* **Material to process**

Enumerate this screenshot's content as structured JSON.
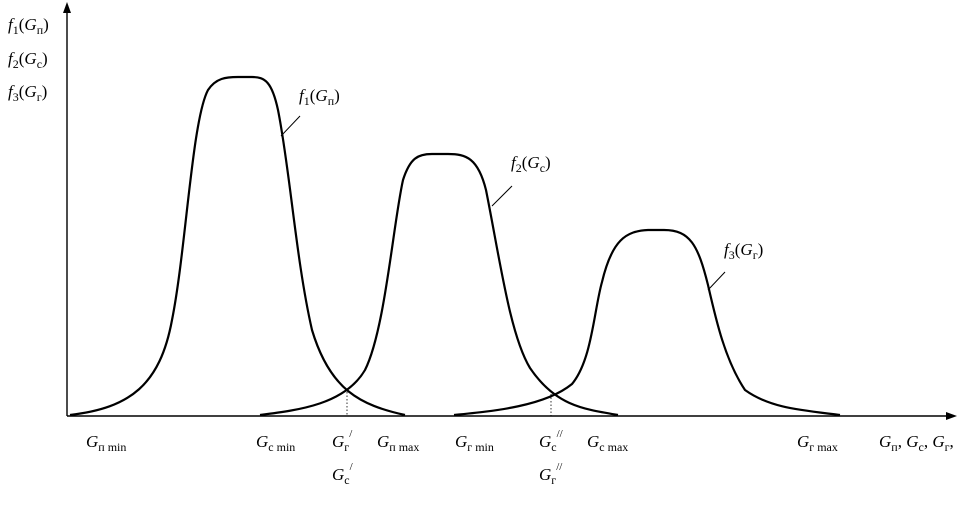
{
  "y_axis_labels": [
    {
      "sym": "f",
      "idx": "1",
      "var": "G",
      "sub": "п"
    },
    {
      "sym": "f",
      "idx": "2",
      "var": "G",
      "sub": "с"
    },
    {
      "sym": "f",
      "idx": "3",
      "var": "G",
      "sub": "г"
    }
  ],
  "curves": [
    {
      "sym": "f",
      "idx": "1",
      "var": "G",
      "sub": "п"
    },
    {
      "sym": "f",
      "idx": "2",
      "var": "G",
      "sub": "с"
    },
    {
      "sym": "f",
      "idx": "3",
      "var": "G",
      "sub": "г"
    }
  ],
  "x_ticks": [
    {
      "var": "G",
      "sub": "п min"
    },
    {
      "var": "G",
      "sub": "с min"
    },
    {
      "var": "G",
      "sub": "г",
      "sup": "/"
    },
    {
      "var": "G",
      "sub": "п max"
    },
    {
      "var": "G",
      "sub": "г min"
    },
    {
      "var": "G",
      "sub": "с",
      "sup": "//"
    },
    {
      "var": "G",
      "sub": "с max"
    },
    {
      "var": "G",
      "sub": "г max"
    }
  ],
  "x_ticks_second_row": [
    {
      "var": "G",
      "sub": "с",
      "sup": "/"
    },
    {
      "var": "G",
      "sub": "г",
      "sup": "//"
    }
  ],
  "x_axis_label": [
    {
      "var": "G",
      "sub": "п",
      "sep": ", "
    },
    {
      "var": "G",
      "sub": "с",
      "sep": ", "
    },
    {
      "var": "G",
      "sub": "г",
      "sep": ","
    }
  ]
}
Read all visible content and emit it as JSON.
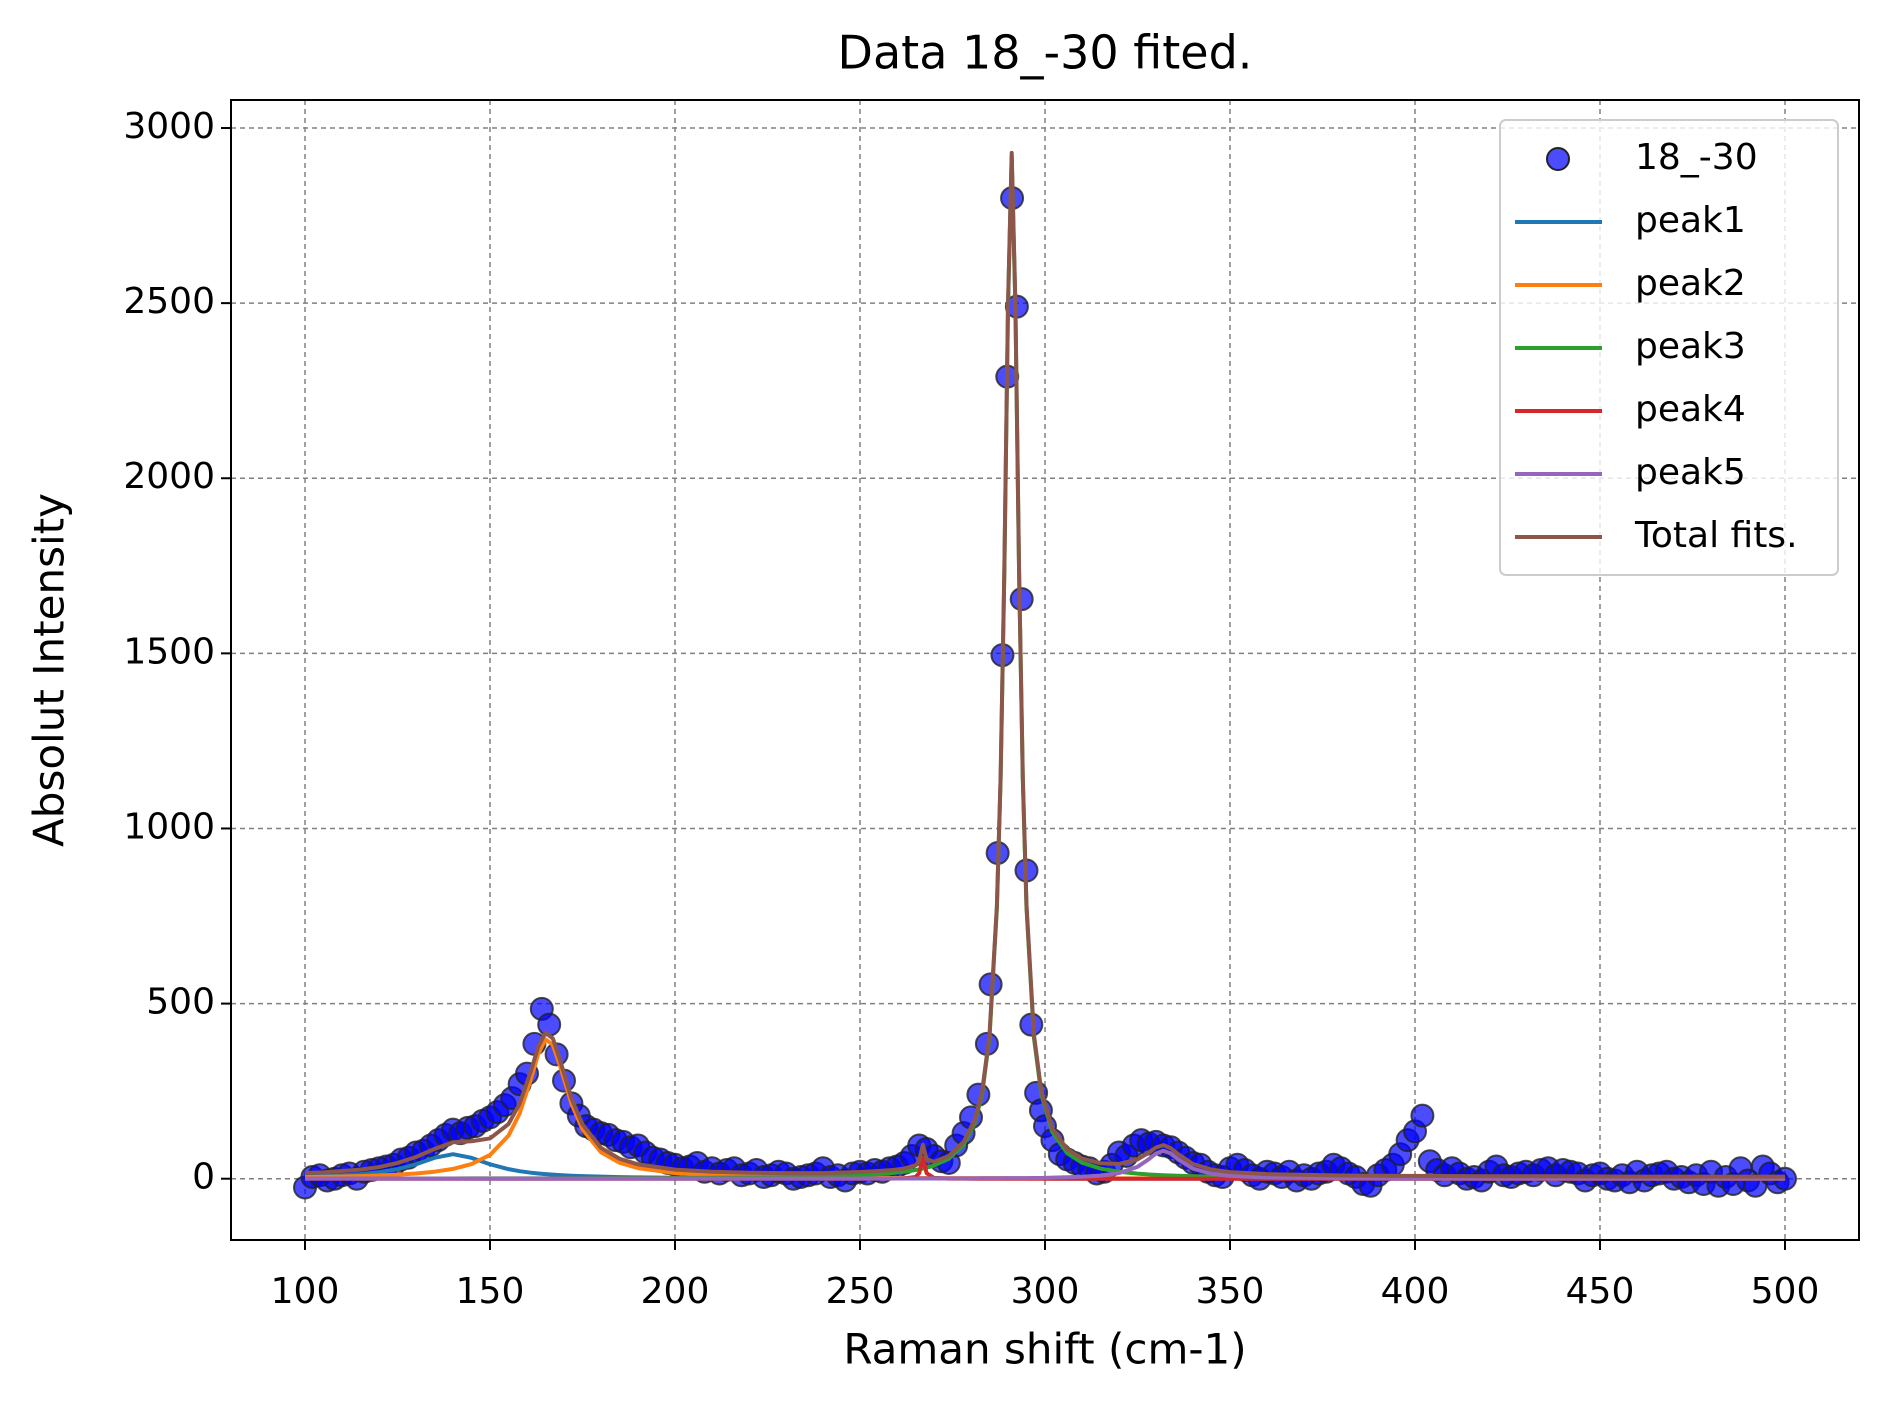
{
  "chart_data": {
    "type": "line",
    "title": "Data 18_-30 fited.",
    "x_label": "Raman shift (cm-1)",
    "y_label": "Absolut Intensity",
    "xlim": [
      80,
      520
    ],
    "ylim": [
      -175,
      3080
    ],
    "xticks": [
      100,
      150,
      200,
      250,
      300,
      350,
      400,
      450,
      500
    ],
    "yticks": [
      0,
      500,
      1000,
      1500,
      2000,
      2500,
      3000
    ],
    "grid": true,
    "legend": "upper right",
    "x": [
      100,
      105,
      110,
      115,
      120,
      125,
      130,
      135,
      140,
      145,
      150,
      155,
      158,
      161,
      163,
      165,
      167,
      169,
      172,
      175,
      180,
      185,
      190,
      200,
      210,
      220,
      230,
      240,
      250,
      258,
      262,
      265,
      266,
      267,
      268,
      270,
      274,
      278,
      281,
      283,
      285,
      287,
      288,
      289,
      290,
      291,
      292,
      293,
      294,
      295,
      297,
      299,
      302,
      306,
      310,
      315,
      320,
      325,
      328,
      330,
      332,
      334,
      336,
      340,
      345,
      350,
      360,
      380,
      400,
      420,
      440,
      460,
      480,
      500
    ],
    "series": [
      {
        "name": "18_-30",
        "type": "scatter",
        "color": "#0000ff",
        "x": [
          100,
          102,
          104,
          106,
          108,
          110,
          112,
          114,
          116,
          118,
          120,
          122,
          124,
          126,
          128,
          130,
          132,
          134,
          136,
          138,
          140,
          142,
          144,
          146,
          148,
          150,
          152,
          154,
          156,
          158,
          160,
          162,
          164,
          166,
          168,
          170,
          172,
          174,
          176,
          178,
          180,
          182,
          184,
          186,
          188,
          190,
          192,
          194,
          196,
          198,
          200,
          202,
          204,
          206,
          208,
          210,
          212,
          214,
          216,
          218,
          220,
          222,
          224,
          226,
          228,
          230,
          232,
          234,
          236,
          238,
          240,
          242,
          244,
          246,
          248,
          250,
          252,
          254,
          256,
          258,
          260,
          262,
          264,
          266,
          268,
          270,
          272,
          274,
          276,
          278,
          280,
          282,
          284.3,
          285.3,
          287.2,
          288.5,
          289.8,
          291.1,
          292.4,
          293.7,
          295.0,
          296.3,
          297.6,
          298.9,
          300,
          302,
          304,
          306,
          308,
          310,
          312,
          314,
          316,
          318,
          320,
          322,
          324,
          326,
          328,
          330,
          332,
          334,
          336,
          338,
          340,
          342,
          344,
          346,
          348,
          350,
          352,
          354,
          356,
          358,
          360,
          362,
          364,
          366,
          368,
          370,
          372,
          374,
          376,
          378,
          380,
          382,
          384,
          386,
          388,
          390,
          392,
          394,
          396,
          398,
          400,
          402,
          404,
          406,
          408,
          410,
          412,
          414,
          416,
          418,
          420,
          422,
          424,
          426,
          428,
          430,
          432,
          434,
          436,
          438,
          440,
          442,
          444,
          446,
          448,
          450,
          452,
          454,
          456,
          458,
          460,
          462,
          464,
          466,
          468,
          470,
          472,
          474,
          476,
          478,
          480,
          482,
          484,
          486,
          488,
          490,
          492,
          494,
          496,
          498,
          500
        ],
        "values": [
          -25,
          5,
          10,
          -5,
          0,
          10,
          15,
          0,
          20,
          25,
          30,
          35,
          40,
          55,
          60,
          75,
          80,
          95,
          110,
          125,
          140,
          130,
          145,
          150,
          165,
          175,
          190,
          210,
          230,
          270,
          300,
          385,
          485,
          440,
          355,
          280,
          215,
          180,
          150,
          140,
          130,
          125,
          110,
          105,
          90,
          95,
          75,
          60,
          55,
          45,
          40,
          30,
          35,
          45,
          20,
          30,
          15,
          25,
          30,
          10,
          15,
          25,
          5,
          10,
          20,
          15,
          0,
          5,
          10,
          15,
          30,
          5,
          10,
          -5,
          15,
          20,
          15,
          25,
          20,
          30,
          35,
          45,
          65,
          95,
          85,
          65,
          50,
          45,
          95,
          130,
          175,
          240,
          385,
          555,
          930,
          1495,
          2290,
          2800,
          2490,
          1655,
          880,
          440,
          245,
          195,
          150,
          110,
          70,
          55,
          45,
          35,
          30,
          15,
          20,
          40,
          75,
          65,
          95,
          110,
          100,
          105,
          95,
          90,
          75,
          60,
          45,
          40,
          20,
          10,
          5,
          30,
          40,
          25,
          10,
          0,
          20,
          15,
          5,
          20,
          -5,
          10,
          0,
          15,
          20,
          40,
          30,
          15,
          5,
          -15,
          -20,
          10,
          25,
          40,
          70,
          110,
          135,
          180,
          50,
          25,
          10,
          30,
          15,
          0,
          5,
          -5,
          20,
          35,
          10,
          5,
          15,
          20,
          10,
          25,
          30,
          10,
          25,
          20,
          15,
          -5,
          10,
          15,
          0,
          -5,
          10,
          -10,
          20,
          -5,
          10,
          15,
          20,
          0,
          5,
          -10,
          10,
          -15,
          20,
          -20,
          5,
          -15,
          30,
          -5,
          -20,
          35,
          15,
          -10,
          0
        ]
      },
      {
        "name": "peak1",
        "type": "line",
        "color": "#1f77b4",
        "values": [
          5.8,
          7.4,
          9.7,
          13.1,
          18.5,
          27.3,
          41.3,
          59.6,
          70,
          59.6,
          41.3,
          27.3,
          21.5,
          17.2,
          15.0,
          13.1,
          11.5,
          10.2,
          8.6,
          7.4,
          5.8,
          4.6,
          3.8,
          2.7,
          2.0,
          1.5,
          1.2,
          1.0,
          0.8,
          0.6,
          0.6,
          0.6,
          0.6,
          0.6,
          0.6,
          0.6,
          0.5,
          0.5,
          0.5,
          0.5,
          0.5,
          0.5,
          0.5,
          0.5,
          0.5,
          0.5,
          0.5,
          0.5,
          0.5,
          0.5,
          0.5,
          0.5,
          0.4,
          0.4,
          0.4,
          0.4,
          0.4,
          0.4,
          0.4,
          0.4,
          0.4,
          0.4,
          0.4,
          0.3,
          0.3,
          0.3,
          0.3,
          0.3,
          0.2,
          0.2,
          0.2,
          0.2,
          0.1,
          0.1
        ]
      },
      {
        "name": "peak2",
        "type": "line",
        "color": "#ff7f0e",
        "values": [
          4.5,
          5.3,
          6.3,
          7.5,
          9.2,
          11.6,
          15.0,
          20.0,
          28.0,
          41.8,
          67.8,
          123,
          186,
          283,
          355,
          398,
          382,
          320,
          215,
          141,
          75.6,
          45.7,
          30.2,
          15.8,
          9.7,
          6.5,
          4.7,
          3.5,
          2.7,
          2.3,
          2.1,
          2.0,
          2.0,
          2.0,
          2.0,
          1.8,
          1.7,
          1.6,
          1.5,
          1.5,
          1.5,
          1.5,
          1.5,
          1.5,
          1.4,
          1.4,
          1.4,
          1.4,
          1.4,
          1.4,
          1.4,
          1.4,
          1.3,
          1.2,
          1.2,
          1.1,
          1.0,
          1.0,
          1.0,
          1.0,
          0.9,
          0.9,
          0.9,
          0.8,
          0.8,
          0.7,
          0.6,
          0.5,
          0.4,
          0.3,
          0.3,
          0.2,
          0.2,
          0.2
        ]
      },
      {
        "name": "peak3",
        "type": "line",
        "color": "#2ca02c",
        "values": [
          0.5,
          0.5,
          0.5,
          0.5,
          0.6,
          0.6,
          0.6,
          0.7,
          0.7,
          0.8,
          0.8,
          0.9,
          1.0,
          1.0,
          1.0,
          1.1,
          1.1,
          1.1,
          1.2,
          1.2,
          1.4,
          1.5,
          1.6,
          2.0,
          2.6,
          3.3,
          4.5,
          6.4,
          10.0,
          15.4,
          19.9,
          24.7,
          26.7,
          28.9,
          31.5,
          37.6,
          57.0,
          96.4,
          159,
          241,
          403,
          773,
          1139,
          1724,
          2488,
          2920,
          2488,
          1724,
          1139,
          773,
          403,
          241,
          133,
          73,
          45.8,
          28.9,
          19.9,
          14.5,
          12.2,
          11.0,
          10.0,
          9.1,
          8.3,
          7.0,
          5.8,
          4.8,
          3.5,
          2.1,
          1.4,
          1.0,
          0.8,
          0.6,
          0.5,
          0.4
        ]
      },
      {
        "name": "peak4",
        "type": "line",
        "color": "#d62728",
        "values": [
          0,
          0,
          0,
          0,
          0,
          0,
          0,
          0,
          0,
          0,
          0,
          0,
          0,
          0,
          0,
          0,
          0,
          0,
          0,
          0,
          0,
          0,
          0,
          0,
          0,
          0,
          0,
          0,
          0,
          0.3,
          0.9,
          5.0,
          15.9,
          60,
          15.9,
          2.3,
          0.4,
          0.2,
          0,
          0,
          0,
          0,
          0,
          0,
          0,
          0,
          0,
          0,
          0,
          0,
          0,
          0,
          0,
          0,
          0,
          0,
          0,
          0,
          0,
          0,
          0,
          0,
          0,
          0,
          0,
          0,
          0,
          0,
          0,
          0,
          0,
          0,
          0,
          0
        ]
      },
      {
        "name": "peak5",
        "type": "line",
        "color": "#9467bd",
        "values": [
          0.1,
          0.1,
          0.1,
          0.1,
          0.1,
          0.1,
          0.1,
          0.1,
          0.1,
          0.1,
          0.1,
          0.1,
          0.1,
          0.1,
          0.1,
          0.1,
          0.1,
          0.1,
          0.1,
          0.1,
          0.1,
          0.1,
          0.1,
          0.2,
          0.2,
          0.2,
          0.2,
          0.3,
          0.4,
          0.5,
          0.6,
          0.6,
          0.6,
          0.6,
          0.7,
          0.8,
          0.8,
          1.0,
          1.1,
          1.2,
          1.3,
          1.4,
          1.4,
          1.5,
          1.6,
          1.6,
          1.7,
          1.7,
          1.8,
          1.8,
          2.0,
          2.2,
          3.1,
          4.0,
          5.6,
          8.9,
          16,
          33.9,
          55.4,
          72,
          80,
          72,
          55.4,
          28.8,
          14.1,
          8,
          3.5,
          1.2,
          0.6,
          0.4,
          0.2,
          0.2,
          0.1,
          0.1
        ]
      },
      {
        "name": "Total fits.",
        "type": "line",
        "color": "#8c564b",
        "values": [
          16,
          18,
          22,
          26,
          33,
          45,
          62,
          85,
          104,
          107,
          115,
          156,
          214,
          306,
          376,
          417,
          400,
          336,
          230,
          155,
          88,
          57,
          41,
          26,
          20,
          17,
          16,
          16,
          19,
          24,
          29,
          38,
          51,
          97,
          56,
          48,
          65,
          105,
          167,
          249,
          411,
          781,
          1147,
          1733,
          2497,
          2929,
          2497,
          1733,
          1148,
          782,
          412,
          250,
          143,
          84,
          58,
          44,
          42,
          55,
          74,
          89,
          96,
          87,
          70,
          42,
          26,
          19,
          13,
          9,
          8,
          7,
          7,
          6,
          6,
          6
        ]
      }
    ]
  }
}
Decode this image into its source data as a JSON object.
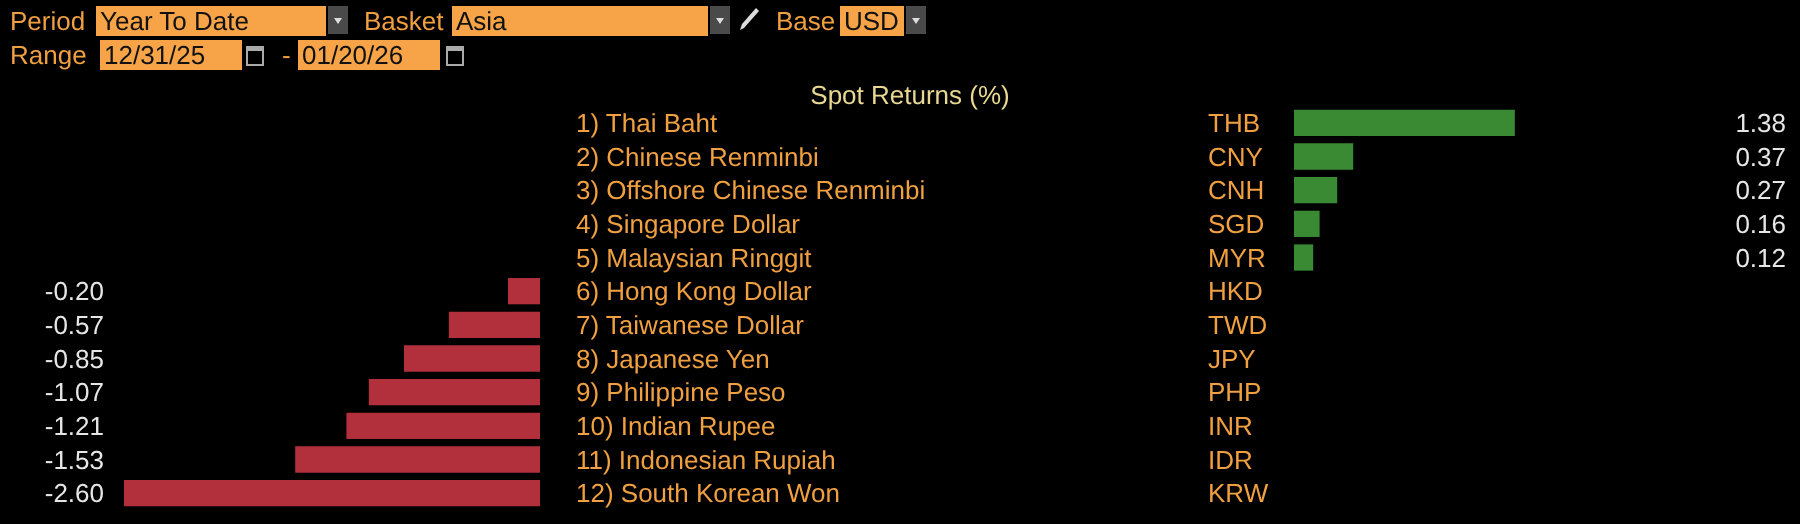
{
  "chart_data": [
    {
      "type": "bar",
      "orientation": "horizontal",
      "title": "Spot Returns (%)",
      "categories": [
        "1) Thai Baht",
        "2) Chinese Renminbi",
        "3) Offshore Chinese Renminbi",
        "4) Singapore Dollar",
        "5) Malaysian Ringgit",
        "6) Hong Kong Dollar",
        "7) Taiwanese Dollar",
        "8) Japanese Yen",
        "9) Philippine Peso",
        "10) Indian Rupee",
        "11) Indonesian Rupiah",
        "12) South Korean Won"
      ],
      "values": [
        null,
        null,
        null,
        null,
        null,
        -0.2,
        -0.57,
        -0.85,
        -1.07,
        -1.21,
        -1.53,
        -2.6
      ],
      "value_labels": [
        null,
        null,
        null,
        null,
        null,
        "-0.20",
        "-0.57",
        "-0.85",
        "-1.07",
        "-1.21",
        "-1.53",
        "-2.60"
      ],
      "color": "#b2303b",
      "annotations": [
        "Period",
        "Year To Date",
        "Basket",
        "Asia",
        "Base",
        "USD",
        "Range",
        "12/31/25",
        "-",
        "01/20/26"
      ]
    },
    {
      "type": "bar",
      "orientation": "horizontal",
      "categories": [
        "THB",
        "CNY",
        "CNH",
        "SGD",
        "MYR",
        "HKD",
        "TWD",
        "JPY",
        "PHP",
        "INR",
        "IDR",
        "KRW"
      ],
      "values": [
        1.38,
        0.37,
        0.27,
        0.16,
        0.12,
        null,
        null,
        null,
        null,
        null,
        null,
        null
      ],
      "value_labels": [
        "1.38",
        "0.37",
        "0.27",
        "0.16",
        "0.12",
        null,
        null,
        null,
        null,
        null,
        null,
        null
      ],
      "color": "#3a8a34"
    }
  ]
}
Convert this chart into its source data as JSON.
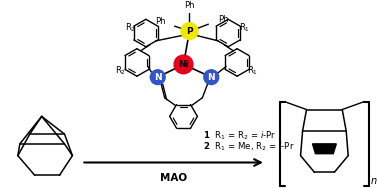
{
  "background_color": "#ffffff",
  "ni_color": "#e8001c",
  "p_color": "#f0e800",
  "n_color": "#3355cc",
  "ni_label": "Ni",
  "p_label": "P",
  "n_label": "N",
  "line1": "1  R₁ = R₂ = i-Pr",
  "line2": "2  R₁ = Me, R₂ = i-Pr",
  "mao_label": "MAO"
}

* **Stated problem**
What count of lines in the listing contain the word "Chinese"? Reply with the number only.

* **Task answer**
2